● **TASK INSTRUCTIONS**: Quote all of the data exactly as given. Skip every picture it contains.

● **DATASET RECORDS**:
──────

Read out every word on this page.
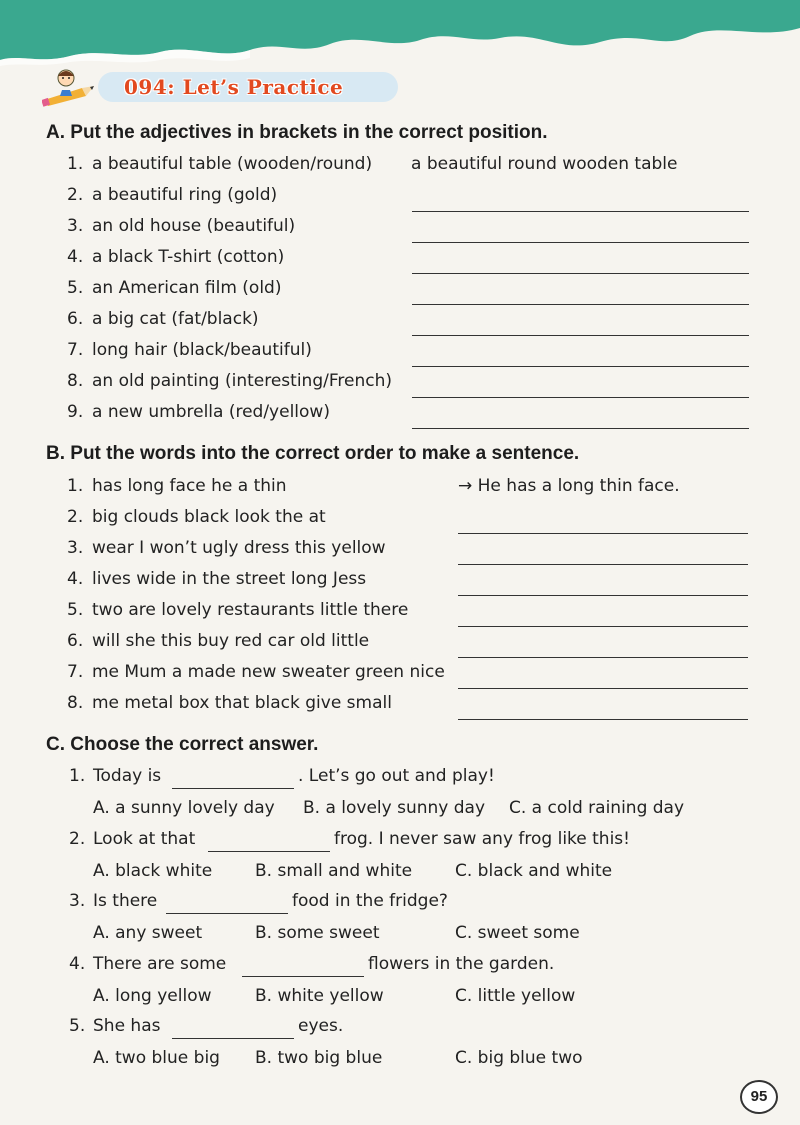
094: Let’s Practice
A. Put the adjectives in brackets in the correct position.
1. a beautiful table (wooden/round) a beautiful round wooden table
2. a beautiful ring (gold)
3. an old house (beautiful)
4. a black T-shirt (cotton)
5. an American film (old)
6. a big cat (fat/black)
7. long hair (black/beautiful)
8. an old painting (interesting/French)
9. a new umbrella (red/yellow)
B. Put the words into the correct order to make a sentence.
1. has long face he a thin	→ He has a long thin face.
2. big clouds black look the at
3. wear I won’t ugly dress this yellow
4. lives wide in the street long Jess
5. two are lovely restaurants little there
6. will she this buy red car old little
7. me Mum a made new sweater green nice
8. me metal box that black give small
C. Choose the correct answer.
1. Today is	. Let’s go out and play!
A. a sunny lovely day B. a lovely sunny day C. a cold raining day
2. Look at that	frog. I never saw any frog like this!
A. black white	B. small and white	C. black and white
3. Is there	food in the fridge?
A. any sweet	B. some sweet	C. sweet some
4. There are some	flowers in the garden.
A. long yellow	B. white yellow	C. little yellow
5. She has	eyes.
A. two blue big B. two big blue	C. big blue two
95
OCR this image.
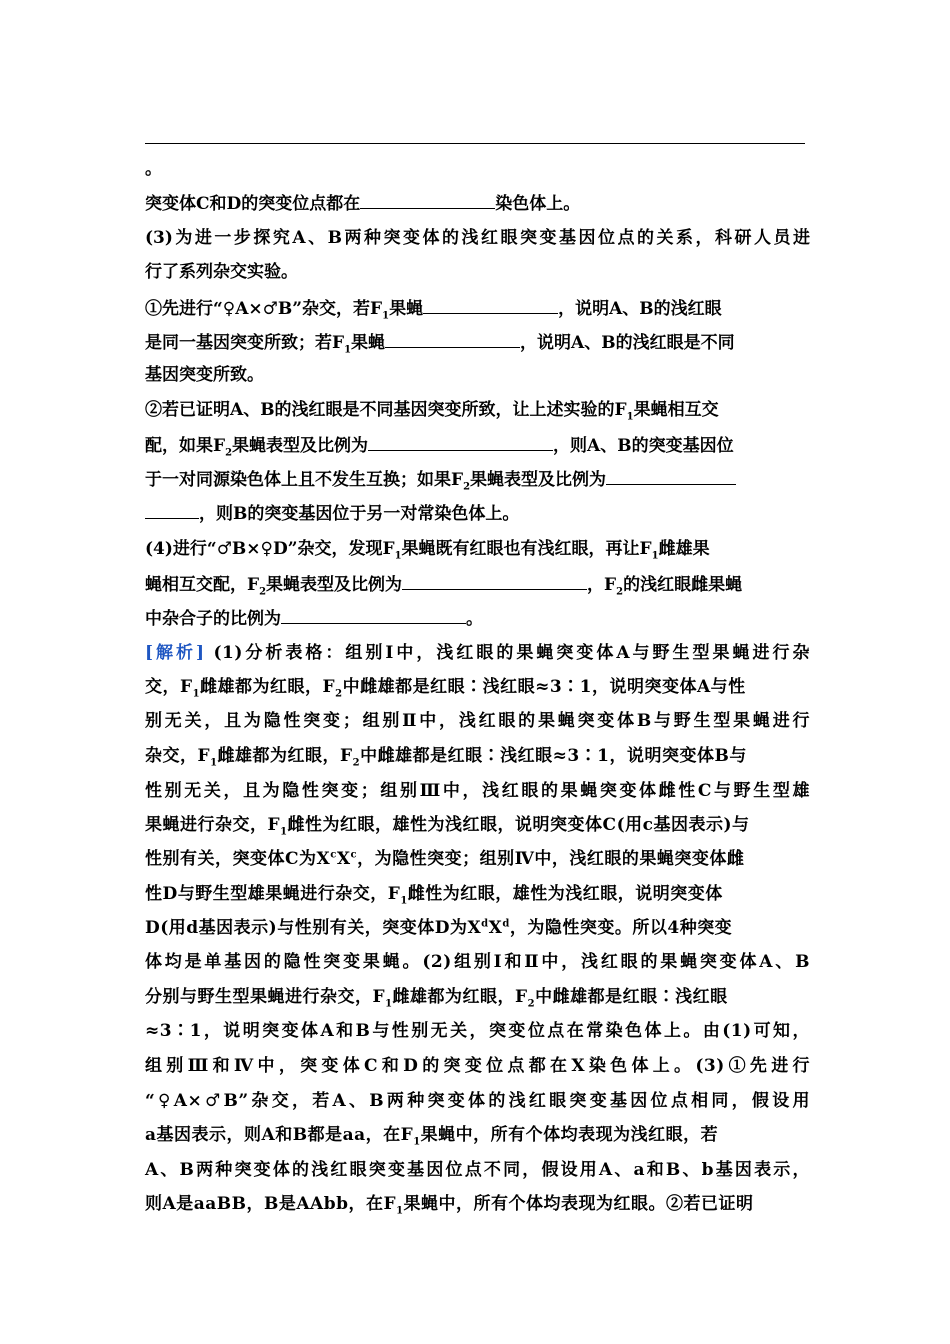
。
突变体C和D的突变位点都在	染色体上。
(3)为进一步探究A、B两种突变体的浅红眼突变基因位点的关系，科研人员进
行了系列杂交实验。
①先进行“♀A×♂B”杂交，若$F_1$果蝇	，说明A、B的浅红眼
是同一基因突变所致；若$F_1$果蝇	，说明A、B的浅红眼是不同
基因突变所致。
②若已证明A、B的浅红眼是不同基因突变所致，让上述实验的$F_1$果蝇相互交
配，如果$F_2$果蝇表型及比例为	，则A、B的突变基因位
于一对同源染色体上且不发生互换；如果$F_2$果蝇表型及比例为
，则B的突变基因位于另一对常染色体上。
(4)进行“♂B×♀D”杂交，发现$F_1$果蝇既有红眼也有浅红眼，再让$F_1$雌雄果
蝇相互交配，$F_2$果蝇表型及比例为	，$F_2$的浅红眼雌果蝇
中杂合子的比例为	。
[解析] (1)分析表格：组别Ⅰ中，浅红眼的果蝇突变体A与野生型果蝇进行杂
交，$F_1$雌雄都为红眼，$F_2$中雌雄都是红眼∶浅红眼≈3∶1，说明突变体A与性
别无关，且为隐性突变；组别Ⅱ中，浅红眼的果蝇突变体B与野生型果蝇进行
杂交，$F_1$雌雄都为红眼，$F_2$中雌雄都是红眼∶浅红眼≈3∶1，说明突变体B与
性别无关，且为隐性突变；组别Ⅲ中，浅红眼的果蝇突变体雌性C与野生型雄
果蝇进行杂交，$F_1$雌性为红眼，雄性为浅红眼，说明突变体C(用c基因表示)与
性别有关，突变体C为$X^cX^c$，为隐性突变；组别Ⅳ中，浅红眼的果蝇突变体雌
性D与野生型雄果蝇进行杂交，$F_1$雌性为红眼，雄性为浅红眼，说明突变体
D(用d基因表示)与性别有关，突变体D为$X^dX^d$，为隐性突变。所以4种突变
体均是单基因的隐性突变果蝇。(2)组别Ⅰ和Ⅱ中，浅红眼的果蝇突变体A、B
分别与野生型果蝇进行杂交，$F_1$雌雄都为红眼，$F_2$中雌雄都是红眼∶浅红眼
≈3∶1，说明突变体A和B与性别无关，突变位点在常染色体上。由(1)可知，
组别Ⅲ和Ⅳ中，突变体C和D的突变位点都在X染色体上。(3)①先进行
“♀A×♂B”杂交，若A、B两种突变体的浅红眼突变基因位点相同，假设用
a基因表示，则A和B都是aa，在$F_1$果蝇中，所有个体均表现为浅红眼，若
A、B两种突变体的浅红眼突变基因位点不同，假设用A、a和B、b基因表示，
则A是aaBB，B是AAbb，在$F_1$果蝇中，所有个体均表现为红眼。②若已证明
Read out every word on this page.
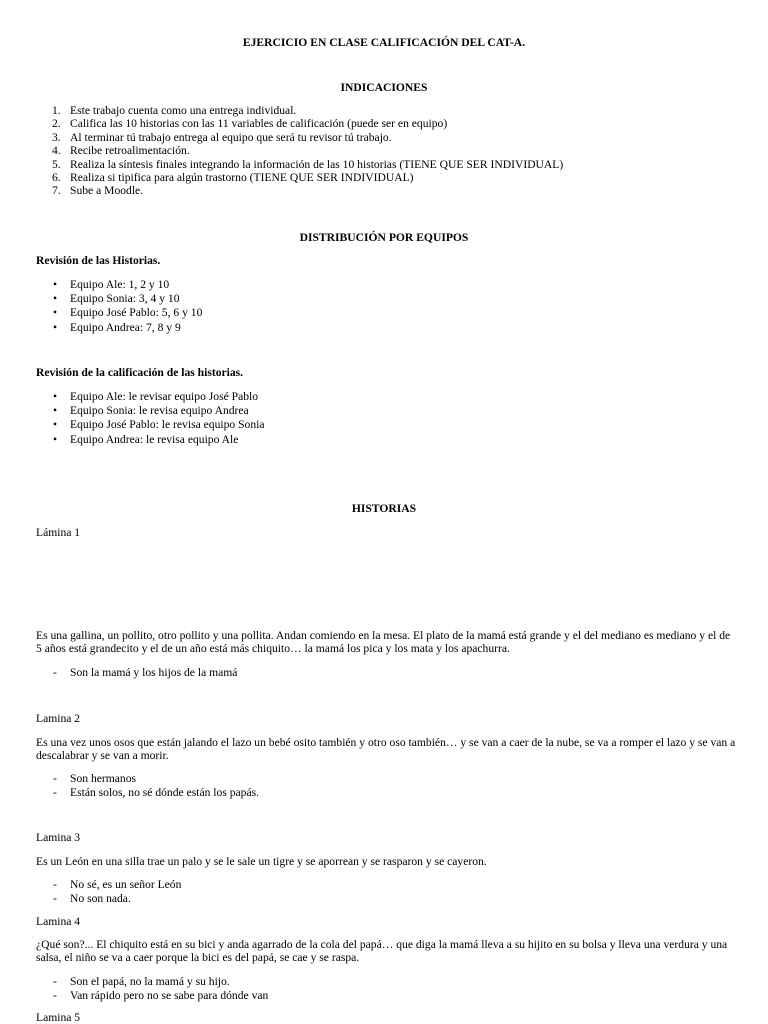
EJERCICIO EN CLASE CALIFICACIÓN DEL CAT-A.
INDICACIONES
1. Este trabajo cuenta como una entrega individual.
2. Califica las 10 historias con las 11 variables de calificación (puede ser en equipo)
3. Al terminar tú trabajo entrega al equipo que será tu revisor tú trabajo.
4. Recibe retroalimentación.
5. Realiza la síntesis finales integrando la información de las 10 historias (TIENE QUE SER INDIVIDUAL)
6. Realiza si tipifica para algún trastorno (TIENE QUE SER INDIVIDUAL)
7. Sube a Moodle.
DISTRIBUCIÓN POR EQUIPOS
Revisión de las Historias.
• Equipo Ale: 1, 2 y 10
• Equipo Sonia: 3, 4 y 10
• Equipo José Pablo: 5, 6 y 10
• Equipo Andrea: 7, 8 y 9
Revisión de la calificación de las historias.
• Equipo Ale: le revisar equipo José Pablo
• Equipo Sonia: le revisa equipo Andrea
• Equipo José Pablo: le revisa equipo Sonia
• Equipo Andrea: le revisa equipo Ale
HISTORIAS
Lámina 1
Es una gallina, un pollito, otro pollito y una pollita. Andan comiendo en la mesa. El plato de la mamá está grande y el del mediano es mediano y el de 5 años está grandecito y el de un año está más chiquito… la mamá los pica y los mata y los apachurra.
- Son la mamá y los hijos de la mamá
Lamina 2
Es una vez unos osos que están jalando el lazo un bebé osito también y otro oso también… y se van a caer de la nube, se va a romper el lazo y se van a descalabrar y se van a morir.
- Son hermanos
- Están solos, no sé dónde están los papás.
Lamina 3
Es un León en una silla trae un palo y se le sale un tigre y se aporrean y se rasparon y se cayeron.
- No sé, es un señor León
- No son nada.
Lamina 4
¿Qué son?... El chiquito está en su bici y anda agarrado de la cola del papá… que diga la mamá lleva a su hijito en su bolsa y lleva una verdura y una salsa, el niño se va a caer porque la bici es del papá, se cae y se raspa.
- Son el papá, no la mamá y su hijo.
- Van rápido pero no se sabe para dónde van
Lamina 5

──────

● **THE COMPLETED TASK**:
Read out every word on this page.
094: Let’s Practice
A. Put the adjectives in brackets in the correct position.
1. a beautiful table (wooden/round) a beautiful round wooden table
2. a beautiful ring (gold)
3. an old house (beautiful)
4. a black T-shirt (cotton)
5. an American film (old)
6. a big cat (fat/black)
7. long hair (black/beautiful)
8. an old painting (interesting/French)
9. a new umbrella (red/yellow)
B. Put the words into the correct order to make a sentence.
1. has long face he a thin	→ He has a long thin face.
2. big clouds black look the at
3. wear I won’t ugly dress this yellow
4. lives wide in the street long Jess
5. two are lovely restaurants little there
6. will she this buy red car old little
7. me Mum a made new sweater green nice
8. me metal box that black give small
C. Choose the correct answer.
1. Today is	. Let’s go out and play!
A. a sunny lovely day B. a lovely sunny day C. a cold raining day
2. Look at that	frog. I never saw any frog like this!
A. black white	B. small and white	C. black and white
3. Is there	food in the fridge?
A. any sweet	B. some sweet	C. sweet some
4. There are some	flowers in the garden.
A. long yellow	B. white yellow	C. little yellow
5. She has	eyes.
A. two blue big B. two big blue	C. big blue two
95
OCR this image.
。
突变体C和D的突变位点都在	染色体上。
(3)为进一步探究A、B两种突变体的浅红眼突变基因位点的关系，科研人员进
行了系列杂交实验。
①先进行“♀A×♂B”杂交，若$F_1$果蝇	，说明A、B的浅红眼
是同一基因突变所致；若$F_1$果蝇	，说明A、B的浅红眼是不同
基因突变所致。
②若已证明A、B的浅红眼是不同基因突变所致，让上述实验的$F_1$果蝇相互交
配，如果$F_2$果蝇表型及比例为	，则A、B的突变基因位
于一对同源染色体上且不发生互换；如果$F_2$果蝇表型及比例为
，则B的突变基因位于另一对常染色体上。
(4)进行“♂B×♀D”杂交，发现$F_1$果蝇既有红眼也有浅红眼，再让$F_1$雌雄果
蝇相互交配，$F_2$果蝇表型及比例为	，$F_2$的浅红眼雌果蝇
中杂合子的比例为	。
[解析] (1)分析表格：组别Ⅰ中，浅红眼的果蝇突变体A与野生型果蝇进行杂
交，$F_1$雌雄都为红眼，$F_2$中雌雄都是红眼∶浅红眼≈3∶1，说明突变体A与性
别无关，且为隐性突变；组别Ⅱ中，浅红眼的果蝇突变体B与野生型果蝇进行
杂交，$F_1$雌雄都为红眼，$F_2$中雌雄都是红眼∶浅红眼≈3∶1，说明突变体B与
性别无关，且为隐性突变；组别Ⅲ中，浅红眼的果蝇突变体雌性C与野生型雄
果蝇进行杂交，$F_1$雌性为红眼，雄性为浅红眼，说明突变体C(用c基因表示)与
性别有关，突变体C为$X^cX^c$，为隐性突变；组别Ⅳ中，浅红眼的果蝇突变体雌
性D与野生型雄果蝇进行杂交，$F_1$雌性为红眼，雄性为浅红眼，说明突变体
D(用d基因表示)与性别有关，突变体D为$X^dX^d$，为隐性突变。所以4种突变
体均是单基因的隐性突变果蝇。(2)组别Ⅰ和Ⅱ中，浅红眼的果蝇突变体A、B
分别与野生型果蝇进行杂交，$F_1$雌雄都为红眼，$F_2$中雌雄都是红眼∶浅红眼
≈3∶1，说明突变体A和B与性别无关，突变位点在常染色体上。由(1)可知，
组别Ⅲ和Ⅳ中，突变体C和D的突变位点都在X染色体上。(3)①先进行
“♀A×♂B”杂交，若A、B两种突变体的浅红眼突变基因位点相同，假设用
a基因表示，则A和B都是aa，在$F_1$果蝇中，所有个体均表现为浅红眼，若
A、B两种突变体的浅红眼突变基因位点不同，假设用A、a和B、b基因表示，
则A是aaBB，B是AAbb，在$F_1$果蝇中，所有个体均表现为红眼。②若已证明
Read out every word on this page.
EJERCICIO EN CLASE CALIFICACIÓN DEL CAT-A.
INDICACIONES
1. Este trabajo cuenta como una entrega individual.
2. Califica las 10 historias con las 11 variables de calificación (puede ser en equipo)
3. Al terminar tú trabajo entrega al equipo que será tu revisor tú trabajo.
4. Recibe retroalimentación.
5. Realiza la síntesis finales integrando la información de las 10 historias (TIENE QUE SER INDIVIDUAL)
6. Realiza si tipifica para algún trastorno (TIENE QUE SER INDIVIDUAL)
7. Sube a Moodle.
DISTRIBUCIÓN POR EQUIPOS
Revisión de las Historias.
• Equipo Ale: 1, 2 y 10
• Equipo Sonia: 3, 4 y 10
• Equipo José Pablo: 5, 6 y 10
• Equipo Andrea: 7, 8 y 9
Revisión de la calificación de las historias.
• Equipo Ale: le revisar equipo José Pablo
• Equipo Sonia: le revisa equipo Andrea
• Equipo José Pablo: le revisa equipo Sonia
• Equipo Andrea: le revisa equipo Ale
HISTORIAS
Lámina 1
Es una gallina, un pollito, otro pollito y una pollita. Andan comiendo en la mesa. El plato de la mamá está grande y el del mediano es mediano y el de 5 años está grandecito y el de un año está más chiquito… la mamá los pica y los mata y los apachurra.
- Son la mamá y los hijos de la mamá
Lamina 2
Es una vez unos osos que están jalando el lazo un bebé osito también y otro oso también… y se van a caer de la nube, se va a romper el lazo y se van a descalabrar y se van a morir.
- Son hermanos
- Están solos, no sé dónde están los papás.
Lamina 3
Es un León en una silla trae un palo y se le sale un tigre y se aporrean y se rasparon y se cayeron.
- No sé, es un señor León
- No son nada.
Lamina 4
¿Qué son?... El chiquito está en su bici y anda agarrado de la cola del papá… que diga la mamá lleva a su hijito en su bolsa y lleva una verdura y una salsa, el niño se va a caer porque la bici es del papá, se cae y se raspa.
- Son el papá, no la mamá y su hijo.
- Van rápido pero no se sabe para dónde van
Lamina 5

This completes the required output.